--- Begin ---

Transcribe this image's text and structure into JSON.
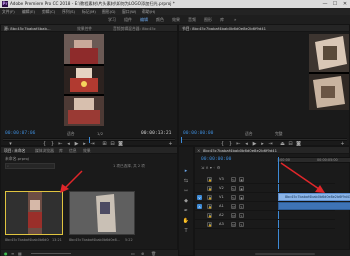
{
  "window": {
    "title": "Adobe Premiere Pro CC 2018 - E:\\教程素材\\片头素材\\如何为LOGO添加扫光.prproj *",
    "minimize_label": "—",
    "maximize_label": "☐",
    "close_label": "✕"
  },
  "menu": [
    "文件(F)",
    "编辑(E)",
    "剪辑(C)",
    "序列(S)",
    "标记(M)",
    "图形(G)",
    "窗口(W)",
    "帮助(H)"
  ],
  "workspaces": {
    "items": [
      "学习",
      "组件",
      "编辑",
      "颜色",
      "效果",
      "音频",
      "图形",
      "库"
    ],
    "active": "编辑",
    "more": "»"
  },
  "source_monitor": {
    "tabs": [
      "源: 8bc45c7babaf4bab...",
      "效果控件",
      "音频剪辑混合器: 8bc45c"
    ],
    "timecode_in": "00:00:07:06",
    "timecode_out": "00:00:13:21",
    "fit": "适合",
    "fraction": "1/2"
  },
  "program_monitor": {
    "tab": "节目: 8bc45c7babaf4bab0b6d0e8e2b6f9d41",
    "timecode_in": "00:00:00:00",
    "fit": "适合",
    "fraction": "完整"
  },
  "project_panel": {
    "tabs": [
      "项目: 未命名",
      "媒体浏览器",
      "库",
      "信息",
      "效果"
    ],
    "path": "未命名.prproj",
    "search_placeholder": "搜索",
    "status": "1 项已选择, 共 2 项",
    "items": [
      {
        "name": "8bc45c7babaf4bab0b6d0e8...",
        "duration": "13:21"
      },
      {
        "name": "8bc45c7babaf4bab0b6d0e8...",
        "duration": "5:22"
      }
    ]
  },
  "tools": [
    "▸",
    "⇆",
    "⇿",
    "◆",
    "✒",
    "✋",
    "T"
  ],
  "timeline": {
    "tab": "8bc45c7babaf4bab0b6d0e8e2b6f9d41",
    "timecode": "00:00:00:00",
    "ruler_start": ":00:00",
    "ruler_mid": "00:00:05:00",
    "tracks": [
      {
        "name": "V3",
        "type": "video"
      },
      {
        "name": "V2",
        "type": "video"
      },
      {
        "name": "V1",
        "type": "video"
      },
      {
        "name": "A1",
        "type": "audio"
      },
      {
        "name": "A2",
        "type": "audio"
      },
      {
        "name": "A3",
        "type": "audio"
      }
    ],
    "clips": [
      {
        "label": "8bc45c7babaf4bab0b6d0e8e2b6f9d41.mp4 [V]",
        "track": "V1"
      },
      {
        "label": "",
        "track": "A1"
      }
    ]
  },
  "colors": {
    "accent": "#3d8ad6",
    "arrow": "#e0262a",
    "clip_video": "#8ab4e8",
    "clip_audio": "#3e73b6"
  }
}
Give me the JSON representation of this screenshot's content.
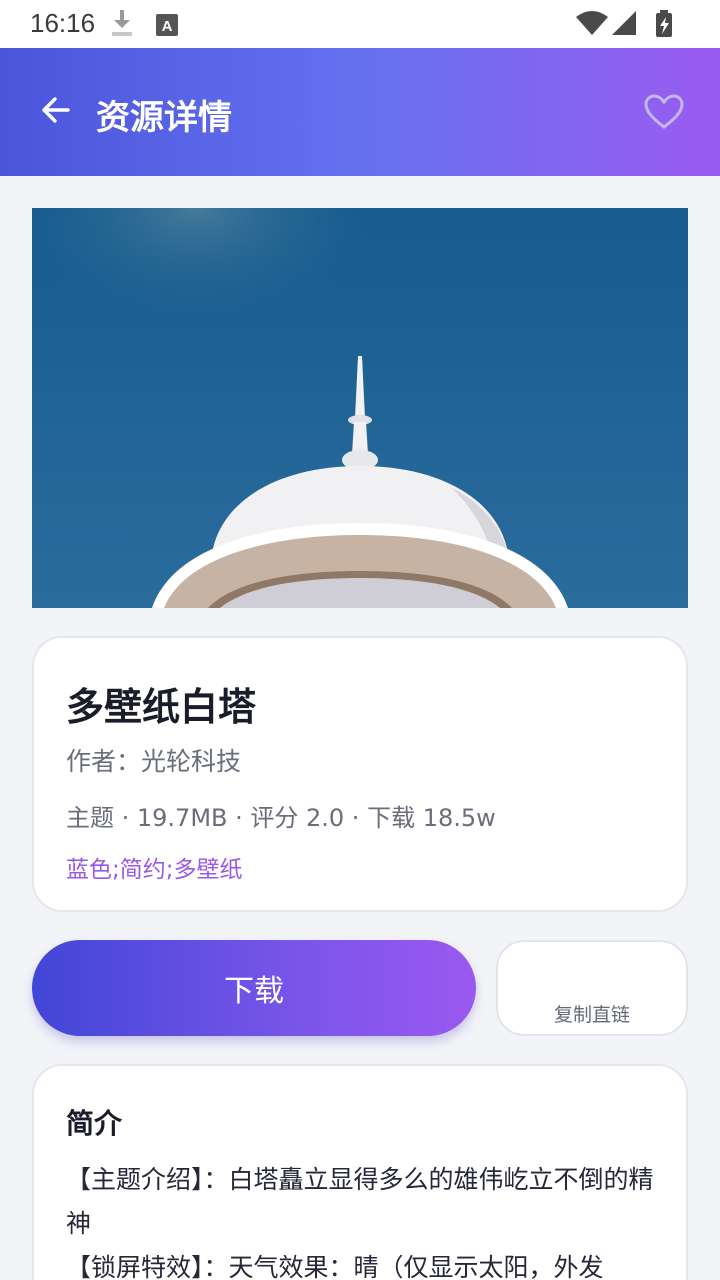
{
  "status_bar": {
    "time": "16:16",
    "icons_left": [
      "download-icon",
      "keyboard-a-icon"
    ],
    "icons_right": [
      "wifi-icon",
      "signal-icon",
      "battery-charging-icon"
    ]
  },
  "app_bar": {
    "title": "资源详情",
    "back_icon": "arrow-left-icon",
    "favorite_icon": "heart-outline-icon"
  },
  "resource": {
    "title": "多壁纸白塔",
    "author": "作者：光轮科技",
    "meta": "主题 · 19.7MB · 评分 2.0 · 下载 18.5w",
    "tags": "蓝色;简约;多壁纸"
  },
  "actions": {
    "download_label": "下载",
    "copy_link_label": "复制直链"
  },
  "intro": {
    "heading": "简介",
    "lines": [
      "【主题介绍】：白塔矗立显得多么的雄伟屹立不倒的精神",
      "【锁屏特效】：天气效果：晴（仅显示太阳，外发"
    ]
  },
  "colors": {
    "app_bar_gradient": [
      "#4b55dc",
      "#6571ef",
      "#9a5cf0"
    ],
    "accent_tag": "#9a58e6",
    "banner_sky": "#1f5f94"
  }
}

--- End ---

Given instruction — Reproduce the entries above exactly. Do not include the images.

Result of this exercise —
Transcribe this image's text and structure into JSON.
{
  "window": {
    "title": "Adobe Premiere Pro CC 2018 - E:\\教程素材\\片头素材\\如何为LOGO添加扫光.prproj *",
    "minimize_label": "—",
    "maximize_label": "☐",
    "close_label": "✕"
  },
  "menu": [
    "文件(F)",
    "编辑(E)",
    "剪辑(C)",
    "序列(S)",
    "标记(M)",
    "图形(G)",
    "窗口(W)",
    "帮助(H)"
  ],
  "workspaces": {
    "items": [
      "学习",
      "组件",
      "编辑",
      "颜色",
      "效果",
      "音频",
      "图形",
      "库"
    ],
    "active": "编辑",
    "more": "»"
  },
  "source_monitor": {
    "tabs": [
      "源: 8bc45c7babaf4bab...",
      "效果控件",
      "音频剪辑混合器: 8bc45c"
    ],
    "timecode_in": "00:00:07:06",
    "timecode_out": "00:00:13:21",
    "fit": "适合",
    "fraction": "1/2"
  },
  "program_monitor": {
    "tab": "节目: 8bc45c7babaf4bab0b6d0e8e2b6f9d41",
    "timecode_in": "00:00:00:00",
    "fit": "适合",
    "fraction": "完整"
  },
  "project_panel": {
    "tabs": [
      "项目: 未命名",
      "媒体浏览器",
      "库",
      "信息",
      "效果"
    ],
    "path": "未命名.prproj",
    "search_placeholder": "搜索",
    "status": "1 项已选择, 共 2 项",
    "items": [
      {
        "name": "8bc45c7babaf4bab0b6d0e8...",
        "duration": "13:21"
      },
      {
        "name": "8bc45c7babaf4bab0b6d0e8...",
        "duration": "5:22"
      }
    ]
  },
  "tools": [
    "▸",
    "⇆",
    "⇿",
    "◆",
    "✒",
    "✋",
    "T"
  ],
  "timeline": {
    "tab": "8bc45c7babaf4bab0b6d0e8e2b6f9d41",
    "timecode": "00:00:00:00",
    "ruler_start": ":00:00",
    "ruler_mid": "00:00:05:00",
    "tracks": [
      {
        "name": "V3",
        "type": "video"
      },
      {
        "name": "V2",
        "type": "video"
      },
      {
        "name": "V1",
        "type": "video"
      },
      {
        "name": "A1",
        "type": "audio"
      },
      {
        "name": "A2",
        "type": "audio"
      },
      {
        "name": "A3",
        "type": "audio"
      }
    ],
    "clips": [
      {
        "label": "8bc45c7babaf4bab0b6d0e8e2b6f9d41.mp4 [V]",
        "track": "V1"
      },
      {
        "label": "",
        "track": "A1"
      }
    ]
  },
  "colors": {
    "accent": "#3d8ad6",
    "arrow": "#e0262a",
    "clip_video": "#8ab4e8",
    "clip_audio": "#3e73b6"
  }
}
Give me the JSON representation of this screenshot's content.
{
  "status_bar": {
    "time": "16:16",
    "icons_left": [
      "download-icon",
      "keyboard-a-icon"
    ],
    "icons_right": [
      "wifi-icon",
      "signal-icon",
      "battery-charging-icon"
    ]
  },
  "app_bar": {
    "title": "资源详情",
    "back_icon": "arrow-left-icon",
    "favorite_icon": "heart-outline-icon"
  },
  "resource": {
    "title": "多壁纸白塔",
    "author": "作者：光轮科技",
    "meta": "主题 · 19.7MB · 评分 2.0 · 下载 18.5w",
    "tags": "蓝色;简约;多壁纸"
  },
  "actions": {
    "download_label": "下载",
    "copy_link_label": "复制直链"
  },
  "intro": {
    "heading": "简介",
    "lines": [
      "【主题介绍】：白塔矗立显得多么的雄伟屹立不倒的精神",
      "【锁屏特效】：天气效果：晴（仅显示太阳，外发"
    ]
  },
  "colors": {
    "app_bar_gradient": [
      "#4b55dc",
      "#6571ef",
      "#9a5cf0"
    ],
    "accent_tag": "#9a58e6",
    "banner_sky": "#1f5f94"
  }
}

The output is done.